▶ BRIEF: From the listing, collect all lines containing the word "this".

Dataset entries on figures
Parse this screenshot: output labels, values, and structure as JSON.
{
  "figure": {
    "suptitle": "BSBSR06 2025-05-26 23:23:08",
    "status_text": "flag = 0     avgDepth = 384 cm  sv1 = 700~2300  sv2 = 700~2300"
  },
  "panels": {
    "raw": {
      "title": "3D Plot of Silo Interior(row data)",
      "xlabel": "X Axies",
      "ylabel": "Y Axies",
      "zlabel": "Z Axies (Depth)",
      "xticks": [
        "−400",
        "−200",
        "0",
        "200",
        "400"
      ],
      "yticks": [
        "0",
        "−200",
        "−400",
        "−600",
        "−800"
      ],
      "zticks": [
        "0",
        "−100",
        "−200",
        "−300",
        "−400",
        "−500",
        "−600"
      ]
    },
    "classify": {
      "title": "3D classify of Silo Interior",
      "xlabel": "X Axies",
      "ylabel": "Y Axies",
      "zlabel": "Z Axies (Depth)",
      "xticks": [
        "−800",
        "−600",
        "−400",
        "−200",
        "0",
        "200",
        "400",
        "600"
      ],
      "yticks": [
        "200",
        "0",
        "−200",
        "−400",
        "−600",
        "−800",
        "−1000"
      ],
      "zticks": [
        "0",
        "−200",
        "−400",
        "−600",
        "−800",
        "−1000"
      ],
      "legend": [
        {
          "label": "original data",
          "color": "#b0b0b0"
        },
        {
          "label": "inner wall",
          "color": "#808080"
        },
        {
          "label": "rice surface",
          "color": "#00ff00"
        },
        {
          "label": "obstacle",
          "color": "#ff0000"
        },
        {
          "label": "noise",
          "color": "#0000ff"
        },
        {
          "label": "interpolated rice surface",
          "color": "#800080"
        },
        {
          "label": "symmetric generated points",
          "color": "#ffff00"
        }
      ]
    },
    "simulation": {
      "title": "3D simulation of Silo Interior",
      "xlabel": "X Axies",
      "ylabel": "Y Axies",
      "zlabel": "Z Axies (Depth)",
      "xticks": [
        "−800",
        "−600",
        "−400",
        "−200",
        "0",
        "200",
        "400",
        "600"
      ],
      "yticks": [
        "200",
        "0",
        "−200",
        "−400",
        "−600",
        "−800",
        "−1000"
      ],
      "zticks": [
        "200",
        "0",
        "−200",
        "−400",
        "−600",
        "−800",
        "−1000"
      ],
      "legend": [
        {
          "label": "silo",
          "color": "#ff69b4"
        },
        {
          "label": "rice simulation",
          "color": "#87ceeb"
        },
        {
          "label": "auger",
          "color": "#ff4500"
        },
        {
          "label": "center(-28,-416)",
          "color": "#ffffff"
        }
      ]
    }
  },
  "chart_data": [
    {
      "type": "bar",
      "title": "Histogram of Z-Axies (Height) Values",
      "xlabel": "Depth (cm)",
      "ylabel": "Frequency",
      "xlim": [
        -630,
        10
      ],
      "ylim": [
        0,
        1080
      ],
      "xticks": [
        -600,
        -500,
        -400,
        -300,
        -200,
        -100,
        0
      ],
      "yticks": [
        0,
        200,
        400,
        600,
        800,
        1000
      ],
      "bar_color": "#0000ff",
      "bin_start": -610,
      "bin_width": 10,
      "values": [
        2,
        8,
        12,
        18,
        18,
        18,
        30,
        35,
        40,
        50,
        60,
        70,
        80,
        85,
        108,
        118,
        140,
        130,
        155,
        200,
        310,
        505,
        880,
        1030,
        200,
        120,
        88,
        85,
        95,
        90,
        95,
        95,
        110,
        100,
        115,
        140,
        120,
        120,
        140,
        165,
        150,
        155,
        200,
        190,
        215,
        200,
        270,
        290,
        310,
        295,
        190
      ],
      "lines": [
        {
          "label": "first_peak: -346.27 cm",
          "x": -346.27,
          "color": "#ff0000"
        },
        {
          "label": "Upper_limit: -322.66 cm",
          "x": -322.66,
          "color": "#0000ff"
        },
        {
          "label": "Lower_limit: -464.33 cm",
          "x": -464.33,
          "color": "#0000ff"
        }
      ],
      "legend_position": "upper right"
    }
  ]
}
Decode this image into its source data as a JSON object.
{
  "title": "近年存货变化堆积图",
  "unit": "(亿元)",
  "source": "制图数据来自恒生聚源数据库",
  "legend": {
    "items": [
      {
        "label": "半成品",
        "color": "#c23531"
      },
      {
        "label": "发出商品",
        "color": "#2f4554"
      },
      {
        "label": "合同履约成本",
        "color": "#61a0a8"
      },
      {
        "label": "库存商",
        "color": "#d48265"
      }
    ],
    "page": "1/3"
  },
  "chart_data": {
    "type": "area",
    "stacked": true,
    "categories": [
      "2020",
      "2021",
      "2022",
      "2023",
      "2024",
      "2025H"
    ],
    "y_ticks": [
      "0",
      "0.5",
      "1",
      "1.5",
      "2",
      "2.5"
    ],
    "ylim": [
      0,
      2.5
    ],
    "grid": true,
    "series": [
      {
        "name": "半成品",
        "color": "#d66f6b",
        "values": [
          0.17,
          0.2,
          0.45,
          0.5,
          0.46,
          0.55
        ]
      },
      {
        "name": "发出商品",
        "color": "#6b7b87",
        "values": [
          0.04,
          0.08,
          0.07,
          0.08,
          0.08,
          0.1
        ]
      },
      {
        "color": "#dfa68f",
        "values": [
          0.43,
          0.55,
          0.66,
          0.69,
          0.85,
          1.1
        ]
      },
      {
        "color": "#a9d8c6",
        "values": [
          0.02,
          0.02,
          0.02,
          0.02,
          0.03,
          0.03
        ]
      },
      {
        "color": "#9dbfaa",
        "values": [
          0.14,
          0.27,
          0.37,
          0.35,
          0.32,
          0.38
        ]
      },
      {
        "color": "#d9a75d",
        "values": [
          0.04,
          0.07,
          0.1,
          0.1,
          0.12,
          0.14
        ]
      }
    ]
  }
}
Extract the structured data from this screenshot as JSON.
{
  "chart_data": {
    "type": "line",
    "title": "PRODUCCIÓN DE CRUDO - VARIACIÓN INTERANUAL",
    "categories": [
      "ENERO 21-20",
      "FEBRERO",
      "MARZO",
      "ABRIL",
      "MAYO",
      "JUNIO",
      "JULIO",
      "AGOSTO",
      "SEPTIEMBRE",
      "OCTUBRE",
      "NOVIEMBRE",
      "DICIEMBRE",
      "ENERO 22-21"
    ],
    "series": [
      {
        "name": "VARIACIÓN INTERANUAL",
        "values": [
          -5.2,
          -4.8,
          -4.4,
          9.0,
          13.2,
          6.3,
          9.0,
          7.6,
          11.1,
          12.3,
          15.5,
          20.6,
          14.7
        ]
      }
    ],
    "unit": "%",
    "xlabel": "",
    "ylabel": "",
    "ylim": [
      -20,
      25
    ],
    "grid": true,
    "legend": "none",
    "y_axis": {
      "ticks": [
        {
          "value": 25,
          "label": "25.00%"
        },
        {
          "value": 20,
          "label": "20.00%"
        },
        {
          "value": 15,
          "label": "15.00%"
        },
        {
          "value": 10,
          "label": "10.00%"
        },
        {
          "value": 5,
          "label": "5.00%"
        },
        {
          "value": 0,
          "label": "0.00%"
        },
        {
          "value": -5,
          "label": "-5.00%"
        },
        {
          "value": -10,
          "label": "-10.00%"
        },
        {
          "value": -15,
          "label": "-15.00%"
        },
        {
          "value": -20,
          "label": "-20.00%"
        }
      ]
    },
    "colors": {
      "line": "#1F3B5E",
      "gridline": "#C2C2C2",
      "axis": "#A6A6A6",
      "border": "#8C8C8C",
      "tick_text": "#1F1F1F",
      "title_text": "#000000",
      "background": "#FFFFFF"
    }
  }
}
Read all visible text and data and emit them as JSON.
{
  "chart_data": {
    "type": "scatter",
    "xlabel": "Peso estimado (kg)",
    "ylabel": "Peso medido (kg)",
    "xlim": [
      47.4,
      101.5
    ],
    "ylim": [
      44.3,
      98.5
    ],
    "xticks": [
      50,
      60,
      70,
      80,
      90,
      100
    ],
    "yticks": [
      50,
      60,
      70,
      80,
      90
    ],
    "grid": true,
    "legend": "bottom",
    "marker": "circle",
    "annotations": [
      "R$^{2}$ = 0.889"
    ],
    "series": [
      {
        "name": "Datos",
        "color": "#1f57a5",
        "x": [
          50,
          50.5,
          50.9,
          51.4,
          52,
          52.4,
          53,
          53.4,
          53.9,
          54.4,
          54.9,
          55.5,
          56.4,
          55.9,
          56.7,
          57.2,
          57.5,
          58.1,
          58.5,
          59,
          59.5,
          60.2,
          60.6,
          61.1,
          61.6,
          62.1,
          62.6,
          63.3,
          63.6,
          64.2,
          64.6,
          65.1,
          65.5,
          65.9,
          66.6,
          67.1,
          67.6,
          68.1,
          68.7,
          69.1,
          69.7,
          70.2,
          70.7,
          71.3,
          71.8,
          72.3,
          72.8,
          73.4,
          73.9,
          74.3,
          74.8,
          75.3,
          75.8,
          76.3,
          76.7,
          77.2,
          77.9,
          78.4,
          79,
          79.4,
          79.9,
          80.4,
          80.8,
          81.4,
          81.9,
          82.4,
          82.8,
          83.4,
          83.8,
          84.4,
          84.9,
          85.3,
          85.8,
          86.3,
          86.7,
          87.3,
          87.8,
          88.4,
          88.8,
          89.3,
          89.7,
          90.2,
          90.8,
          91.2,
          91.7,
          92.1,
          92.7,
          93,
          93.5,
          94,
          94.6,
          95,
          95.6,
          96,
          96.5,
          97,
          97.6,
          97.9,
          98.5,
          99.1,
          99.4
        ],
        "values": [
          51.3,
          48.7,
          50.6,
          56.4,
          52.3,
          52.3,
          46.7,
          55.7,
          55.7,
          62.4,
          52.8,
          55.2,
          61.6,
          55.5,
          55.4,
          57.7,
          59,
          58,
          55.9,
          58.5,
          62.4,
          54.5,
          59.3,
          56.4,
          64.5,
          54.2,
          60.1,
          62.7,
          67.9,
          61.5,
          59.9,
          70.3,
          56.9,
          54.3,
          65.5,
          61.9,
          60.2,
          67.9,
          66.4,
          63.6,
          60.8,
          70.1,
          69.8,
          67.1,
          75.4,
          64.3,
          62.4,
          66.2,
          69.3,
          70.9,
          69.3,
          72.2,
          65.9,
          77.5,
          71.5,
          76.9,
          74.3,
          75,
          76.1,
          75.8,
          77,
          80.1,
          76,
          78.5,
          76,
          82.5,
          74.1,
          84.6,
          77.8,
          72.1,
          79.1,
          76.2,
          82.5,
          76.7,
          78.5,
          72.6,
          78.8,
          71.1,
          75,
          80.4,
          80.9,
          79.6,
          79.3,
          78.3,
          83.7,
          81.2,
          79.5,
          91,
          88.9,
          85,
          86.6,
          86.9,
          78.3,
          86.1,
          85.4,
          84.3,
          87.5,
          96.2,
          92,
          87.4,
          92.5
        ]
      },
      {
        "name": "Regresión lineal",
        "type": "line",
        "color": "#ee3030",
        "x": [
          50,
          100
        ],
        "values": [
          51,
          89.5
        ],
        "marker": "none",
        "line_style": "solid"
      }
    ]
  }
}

▶ FINAL ANSWER:
Parse this screenshot: output labels, values, and structure as JSON.
Decode this image into its source data as a JSON object.
Extract the structured data from this screenshot as JSON.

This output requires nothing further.